» GIVEN PROBLEM
Go over the entries below line by line, copying each one that contains the word "name".

» Extracts from a graphics dataset
--------

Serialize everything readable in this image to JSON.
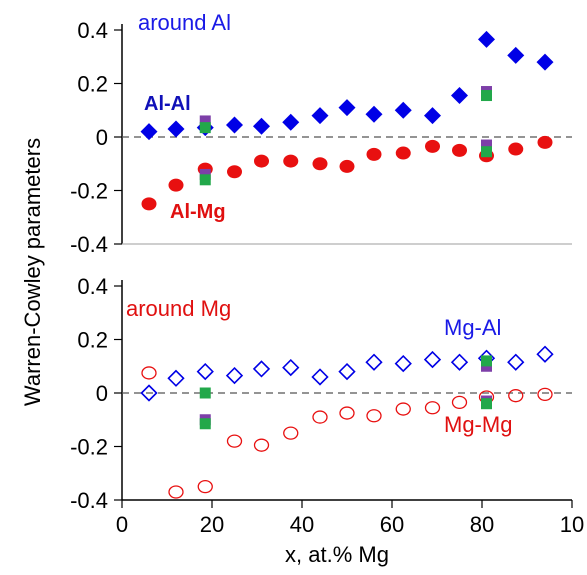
{
  "chart_data": [
    {
      "type": "scatter",
      "title": "around Al",
      "ylim": [
        -0.4,
        0.4
      ],
      "xlim": [
        0,
        100
      ],
      "yticks": [
        "-0.4",
        "-0.2",
        "0",
        "0.2",
        "0.4"
      ],
      "zero_line": true,
      "series": [
        {
          "name": "Al-Al",
          "marker": "filled-diamond",
          "color": "#0000e6",
          "x": [
            6,
            12,
            18.5,
            25,
            31,
            37.5,
            44,
            50,
            56,
            62.5,
            69,
            75,
            81,
            87.5,
            94
          ],
          "y": [
            0.02,
            0.03,
            0.035,
            0.045,
            0.04,
            0.055,
            0.08,
            0.11,
            0.085,
            0.1,
            0.08,
            0.155,
            0.365,
            0.305,
            0.28
          ]
        },
        {
          "name": "Al-Mg",
          "marker": "filled-circle",
          "color": "#e81010",
          "x": [
            6,
            12,
            18.5,
            25,
            31,
            37.5,
            44,
            50,
            56,
            62.5,
            69,
            75,
            81,
            87.5,
            94
          ],
          "y": [
            -0.25,
            -0.18,
            -0.12,
            -0.13,
            -0.09,
            -0.09,
            -0.1,
            -0.11,
            -0.065,
            -0.06,
            -0.035,
            -0.05,
            -0.07,
            -0.045,
            -0.02
          ]
        },
        {
          "name": "",
          "marker": "filled-square",
          "color": "#7d3fa8",
          "x": [
            18.5,
            18.5,
            81,
            81
          ],
          "y": [
            0.06,
            -0.14,
            0.17,
            -0.03
          ]
        },
        {
          "name": "",
          "marker": "filled-square",
          "color": "#22a84a",
          "x": [
            18.5,
            18.5,
            81,
            81
          ],
          "y": [
            0.035,
            -0.16,
            0.155,
            -0.055
          ]
        }
      ]
    },
    {
      "type": "scatter",
      "title": "around Mg",
      "ylim": [
        -0.4,
        0.4
      ],
      "xlim": [
        0,
        100
      ],
      "yticks": [
        "-0.4",
        "-0.2",
        "0",
        "0.2",
        "0.4"
      ],
      "xticks": [
        "0",
        "20",
        "40",
        "60",
        "80",
        "10"
      ],
      "xlabel": "x, at.% Mg",
      "zero_line": true,
      "series": [
        {
          "name": "Mg-Al",
          "marker": "open-diamond",
          "color": "#0000e6",
          "x": [
            6,
            12,
            18.5,
            25,
            31,
            37.5,
            44,
            50,
            56,
            62.5,
            69,
            75,
            81,
            87.5,
            94
          ],
          "y": [
            0.0,
            0.055,
            0.08,
            0.065,
            0.09,
            0.095,
            0.06,
            0.08,
            0.115,
            0.11,
            0.125,
            0.115,
            0.13,
            0.115,
            0.145
          ]
        },
        {
          "name": "Mg-Mg",
          "marker": "open-circle",
          "color": "#e81010",
          "x": [
            6,
            12,
            18.5,
            25,
            31,
            37.5,
            44,
            50,
            56,
            62.5,
            69,
            75,
            81,
            87.5,
            94
          ],
          "y": [
            0.075,
            -0.37,
            -0.35,
            -0.18,
            -0.195,
            -0.15,
            -0.09,
            -0.075,
            -0.085,
            -0.06,
            -0.055,
            -0.035,
            -0.015,
            -0.01,
            -0.005
          ]
        },
        {
          "name": "",
          "marker": "filled-square",
          "color": "#7d3fa8",
          "x": [
            18.5,
            81,
            81
          ],
          "y": [
            -0.1,
            0.1,
            -0.03
          ]
        },
        {
          "name": "",
          "marker": "filled-square",
          "color": "#22a84a",
          "x": [
            18.5,
            18.5,
            81,
            81
          ],
          "y": [
            0.0,
            -0.115,
            0.12,
            -0.04
          ]
        }
      ]
    }
  ],
  "shared": {
    "ylabel": "Warren-Cowley parameters"
  }
}
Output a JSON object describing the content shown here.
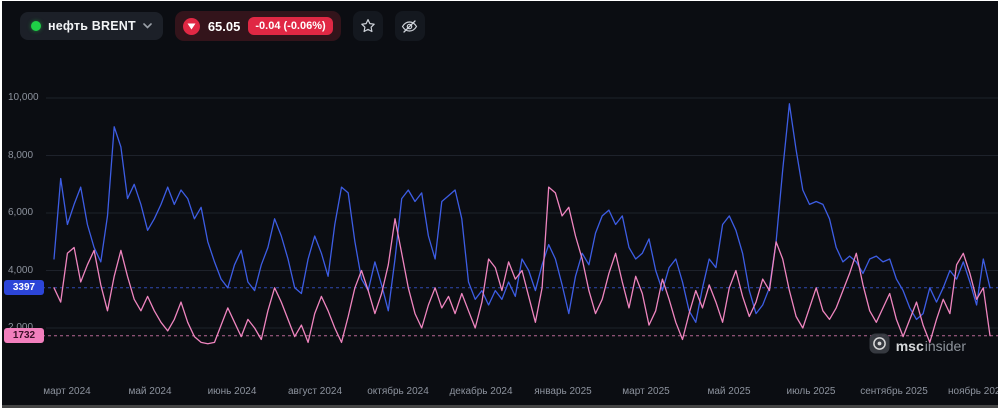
{
  "header": {
    "symbol": {
      "name": "нефть BRENT",
      "dot_color": "#1fd147"
    },
    "quote": {
      "price": "65.05",
      "change": "-0.04 (-0.06%)",
      "direction": "down",
      "accent_color": "#e02844"
    },
    "buttons": {
      "favorite_icon": "star-icon",
      "hide_icon": "eye-off-icon"
    }
  },
  "watermark": {
    "bold": "msc",
    "light": "insider"
  },
  "chart_data": {
    "type": "line",
    "title": "",
    "xlabel": "",
    "ylabel": "",
    "ylim": [
      1000,
      10500
    ],
    "grid": "horizontal",
    "legend": "none",
    "yticks": [
      {
        "label": "10,000",
        "value": 10000
      },
      {
        "label": "8,000",
        "value": 8000
      },
      {
        "label": "6,000",
        "value": 6000
      },
      {
        "label": "4,000",
        "value": 4000
      },
      {
        "label": "2,000",
        "value": 2000
      }
    ],
    "xticks": [
      "март 2024",
      "май 2024",
      "июнь 2024",
      "август 2024",
      "октябрь 2024",
      "декабрь 2024",
      "январь 2025",
      "март 2025",
      "май 2025",
      "июль 2025",
      "сентябрь 2025",
      "ноябрь 2025"
    ],
    "series": [
      {
        "name": "blue-series",
        "color": "#3d5de4",
        "label_bg": "#2c45d8",
        "label_text_color": "#ffffff",
        "last_label": "3397",
        "last_value": 3397,
        "values": [
          4400,
          7200,
          5600,
          6300,
          6900,
          5600,
          4800,
          4300,
          5900,
          9000,
          8300,
          6500,
          7000,
          6300,
          5400,
          5800,
          6300,
          6900,
          6300,
          6800,
          6500,
          5800,
          6200,
          5000,
          4300,
          3700,
          3400,
          4200,
          4700,
          3600,
          3300,
          4200,
          4800,
          5800,
          5200,
          4400,
          3400,
          3200,
          4400,
          5200,
          4600,
          3800,
          5600,
          6900,
          6700,
          5000,
          3700,
          3300,
          4300,
          3500,
          2600,
          4400,
          6500,
          6800,
          6400,
          6700,
          5200,
          4400,
          6400,
          6600,
          6800,
          5800,
          3600,
          3000,
          3300,
          2800,
          3300,
          3000,
          3600,
          3100,
          4400,
          4000,
          3300,
          4200,
          4900,
          4400,
          3500,
          2500,
          3800,
          4600,
          4200,
          5300,
          5900,
          6100,
          5600,
          5900,
          4800,
          4400,
          4600,
          5100,
          4000,
          3300,
          4100,
          4400,
          3600,
          2600,
          2200,
          3400,
          4400,
          4100,
          5600,
          5900,
          5400,
          4600,
          3300,
          2500,
          2800,
          3400,
          5000,
          7500,
          9800,
          8200,
          6800,
          6300,
          6400,
          6300,
          5800,
          4800,
          4300,
          4500,
          4300,
          3900,
          4400,
          4500,
          4300,
          4400,
          3700,
          3300,
          2700,
          2300,
          2500,
          3400,
          2900,
          3400,
          4000,
          3700,
          4300,
          3600,
          2800,
          4400,
          3397
        ]
      },
      {
        "name": "pink-series",
        "color": "#ef85bf",
        "label_bg": "#f27fbd",
        "label_text_color": "#3c1028",
        "last_label": "1732",
        "last_value": 1732,
        "values": [
          3400,
          2900,
          4600,
          4800,
          3600,
          4200,
          4700,
          3500,
          2600,
          3800,
          4700,
          3800,
          3000,
          2600,
          3100,
          2600,
          2200,
          1900,
          2300,
          2900,
          2200,
          1700,
          1500,
          1450,
          1500,
          2100,
          2700,
          2200,
          1700,
          2300,
          2000,
          1600,
          2600,
          3400,
          2900,
          2300,
          1700,
          2100,
          1500,
          2500,
          3100,
          2600,
          2000,
          1500,
          2400,
          3400,
          4000,
          3300,
          2500,
          3200,
          4200,
          5800,
          4600,
          3400,
          2500,
          2000,
          2800,
          3400,
          2700,
          3100,
          2500,
          3200,
          2600,
          2000,
          2900,
          4400,
          4100,
          3300,
          4300,
          3700,
          4000,
          3100,
          2200,
          3400,
          6900,
          6700,
          5900,
          6200,
          5200,
          4400,
          3300,
          2500,
          3000,
          3900,
          4600,
          3600,
          2700,
          3800,
          3200,
          2100,
          2600,
          3700,
          3000,
          2200,
          1600,
          2500,
          3300,
          2700,
          3500,
          2900,
          2200,
          3400,
          4000,
          3100,
          2400,
          2900,
          3700,
          3300,
          5000,
          4400,
          3300,
          2400,
          2000,
          2700,
          3400,
          2600,
          2300,
          2700,
          3300,
          3900,
          4600,
          3500,
          2600,
          2200,
          2700,
          3200,
          2300,
          1700,
          2300,
          2900,
          2100,
          1500,
          2300,
          3000,
          2500,
          4200,
          4600,
          3900,
          3000,
          3400,
          1732
        ]
      }
    ]
  }
}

--------

» SOLUTION FOR THIS TASK
          "name": "Al-Al",
          "name": "Al-Mg",
          "name": "",
          "name": "",
          "name": "Mg-Al",
          "name": "Mg-Mg",
          "name": "",
          "name": "",
      "name": "нефть BRENT",
        "name": "blue-series",
        "name": "pink-series",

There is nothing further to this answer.